> Directions for this task: In the comment thread below about the marriage penalty, explain in one to three sentences why the commenter calls the AMT rules only a partial victory over the marriage penalty.


    Small nit to pick, though. Although it is mostly wiped out, here are a couple places where it remains, although these won’t likely hit a large percentage of your readers.

    As you already noted, the marriage penalty exists in a big way for the top (37%) bracket. In addition, as a consequence note it still exists on the back end of the 2nd highest (35%) bracket, which goes from 200K-500K for singles, and while for MFJ it starts at 400K (sneakily, looks okay so far) it only goes up to 600K.

    Also, for AMT: $70300 in income is exempt from AMT for singles, but only $109400 (rather than ~ 140K if no marriage penalty) for MFJ. However, the phase-out levels for the amounts eligible for exemption are set at MFJ = 2X single. So, partial victory over the marriage penalty here.

    • Congratulations, Bill - now you're a LAW
      Congratulations, Bill - now you're a LAW January 3, 2018

      Haha, that part of my comment addressing the brackets was pretty dumb – despite writing “In addition, as a consequence note…”, I failed to note “as a consequence” accounts for the whole thing.

      Of COURSE the 35% bracket has to end where the 37% starts.

      Duh – Sorry. Wish I could claim that I need more coffee, but maybe at this point I’ve had too much.

      • FullTimeFinance
        FullTimeFinance January 3, 2018

        AMT certainly is an exception to the Marriage Penalty Rule. Then again it’s impact is slightly less painful due to the standard deduction increase as well.

    • Femme Frugality
      Femme Frugality January 4, 2018

      Lower middle-income parents also face a marriage penalty. Definitely under our current system, and I believe under the new one, too. If you’re not married, one parent can claim the kids as HoH and get the EIC. You can do that with two married parents, too, and claim an increased household size, BUT the combined income is likely to put you further down the bell curve, getting less of a refundable credit.

      Like I said, not a change as far as I understand the non-changes to the EIC. But still a significant marriage penalty for some families under either law.

Bounding box prediction records
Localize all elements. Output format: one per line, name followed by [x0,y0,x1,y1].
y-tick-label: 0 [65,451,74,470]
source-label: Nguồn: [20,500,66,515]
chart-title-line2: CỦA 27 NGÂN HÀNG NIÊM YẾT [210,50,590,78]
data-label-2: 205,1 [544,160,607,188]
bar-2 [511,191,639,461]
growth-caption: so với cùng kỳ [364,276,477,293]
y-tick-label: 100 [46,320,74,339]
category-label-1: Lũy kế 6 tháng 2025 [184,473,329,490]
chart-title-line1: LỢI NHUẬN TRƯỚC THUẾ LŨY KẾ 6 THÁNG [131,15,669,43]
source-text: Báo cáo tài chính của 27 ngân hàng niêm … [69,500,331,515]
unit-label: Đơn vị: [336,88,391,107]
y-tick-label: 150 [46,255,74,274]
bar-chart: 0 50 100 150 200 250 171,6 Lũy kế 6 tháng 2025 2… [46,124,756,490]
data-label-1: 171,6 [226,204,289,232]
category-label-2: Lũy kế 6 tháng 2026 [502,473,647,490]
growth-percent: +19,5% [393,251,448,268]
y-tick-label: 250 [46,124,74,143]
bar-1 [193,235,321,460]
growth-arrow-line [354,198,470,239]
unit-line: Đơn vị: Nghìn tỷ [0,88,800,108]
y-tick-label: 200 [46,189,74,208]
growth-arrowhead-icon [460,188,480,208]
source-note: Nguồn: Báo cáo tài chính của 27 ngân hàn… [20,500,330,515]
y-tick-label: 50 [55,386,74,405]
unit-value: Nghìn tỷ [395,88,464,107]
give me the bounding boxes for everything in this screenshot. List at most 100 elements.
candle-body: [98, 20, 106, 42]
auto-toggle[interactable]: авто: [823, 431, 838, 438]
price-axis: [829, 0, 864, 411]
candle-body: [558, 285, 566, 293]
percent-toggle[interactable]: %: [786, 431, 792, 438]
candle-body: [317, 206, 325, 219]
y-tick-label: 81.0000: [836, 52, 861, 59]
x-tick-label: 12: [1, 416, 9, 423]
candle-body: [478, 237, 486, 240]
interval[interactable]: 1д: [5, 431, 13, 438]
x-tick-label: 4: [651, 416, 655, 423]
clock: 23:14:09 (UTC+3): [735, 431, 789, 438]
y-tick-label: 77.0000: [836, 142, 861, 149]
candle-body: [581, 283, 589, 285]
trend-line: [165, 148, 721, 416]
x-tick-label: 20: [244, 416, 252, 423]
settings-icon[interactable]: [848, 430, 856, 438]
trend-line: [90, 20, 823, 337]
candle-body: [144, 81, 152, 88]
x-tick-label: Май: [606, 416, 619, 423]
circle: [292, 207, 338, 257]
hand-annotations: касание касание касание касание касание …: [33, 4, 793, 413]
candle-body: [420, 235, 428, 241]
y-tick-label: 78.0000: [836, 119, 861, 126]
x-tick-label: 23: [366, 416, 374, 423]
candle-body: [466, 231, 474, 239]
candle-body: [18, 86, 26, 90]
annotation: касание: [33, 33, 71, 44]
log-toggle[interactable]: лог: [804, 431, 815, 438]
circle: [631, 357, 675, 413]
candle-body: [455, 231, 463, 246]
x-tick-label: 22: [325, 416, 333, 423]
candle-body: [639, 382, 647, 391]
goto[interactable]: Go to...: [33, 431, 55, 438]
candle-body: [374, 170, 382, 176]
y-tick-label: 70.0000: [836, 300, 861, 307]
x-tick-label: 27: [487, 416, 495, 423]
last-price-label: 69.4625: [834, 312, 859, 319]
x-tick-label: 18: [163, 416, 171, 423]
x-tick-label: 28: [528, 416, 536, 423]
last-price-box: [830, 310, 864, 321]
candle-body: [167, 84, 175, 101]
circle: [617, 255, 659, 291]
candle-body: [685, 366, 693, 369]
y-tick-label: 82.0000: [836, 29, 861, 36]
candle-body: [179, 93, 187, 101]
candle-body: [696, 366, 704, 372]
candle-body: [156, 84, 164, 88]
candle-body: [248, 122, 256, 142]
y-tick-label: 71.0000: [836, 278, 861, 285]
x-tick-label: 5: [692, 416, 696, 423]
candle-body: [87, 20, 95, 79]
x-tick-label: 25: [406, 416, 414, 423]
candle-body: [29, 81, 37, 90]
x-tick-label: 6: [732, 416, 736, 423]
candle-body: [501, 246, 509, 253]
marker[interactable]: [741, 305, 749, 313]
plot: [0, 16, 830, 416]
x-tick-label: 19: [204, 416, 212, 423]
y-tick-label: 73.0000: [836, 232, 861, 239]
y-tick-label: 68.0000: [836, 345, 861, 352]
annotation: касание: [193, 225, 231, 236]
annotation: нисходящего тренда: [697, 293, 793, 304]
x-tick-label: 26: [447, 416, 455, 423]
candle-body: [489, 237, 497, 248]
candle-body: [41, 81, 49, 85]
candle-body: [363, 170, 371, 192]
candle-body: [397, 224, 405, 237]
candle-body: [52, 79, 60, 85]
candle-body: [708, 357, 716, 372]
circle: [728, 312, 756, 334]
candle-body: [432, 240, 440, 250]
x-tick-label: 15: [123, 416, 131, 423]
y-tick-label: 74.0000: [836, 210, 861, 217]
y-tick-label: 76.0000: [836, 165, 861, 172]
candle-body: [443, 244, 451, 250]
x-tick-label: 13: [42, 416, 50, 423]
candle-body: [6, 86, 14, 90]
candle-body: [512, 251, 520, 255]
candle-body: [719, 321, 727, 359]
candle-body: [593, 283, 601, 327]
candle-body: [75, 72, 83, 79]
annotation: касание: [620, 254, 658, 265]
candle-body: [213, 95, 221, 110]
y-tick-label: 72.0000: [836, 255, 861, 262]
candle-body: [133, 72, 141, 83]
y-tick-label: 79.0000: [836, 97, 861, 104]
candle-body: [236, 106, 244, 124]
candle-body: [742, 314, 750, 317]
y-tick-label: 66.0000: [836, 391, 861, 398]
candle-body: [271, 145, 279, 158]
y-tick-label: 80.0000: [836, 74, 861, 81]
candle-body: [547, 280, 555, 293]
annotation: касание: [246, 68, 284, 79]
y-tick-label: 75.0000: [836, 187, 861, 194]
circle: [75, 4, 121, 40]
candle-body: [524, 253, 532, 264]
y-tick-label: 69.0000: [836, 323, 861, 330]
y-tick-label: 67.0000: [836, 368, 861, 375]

> The completed task: For married couples filing jointly, the AMT exemption is $109,400 rather than the roughly $140K that doubling the $70,300 single exemption would give, so a marriage penalty remains there. However, the phase-out levels for the amounts eligible for exemption are set at twice the single level for married filing jointly, so that part avoids the penalty.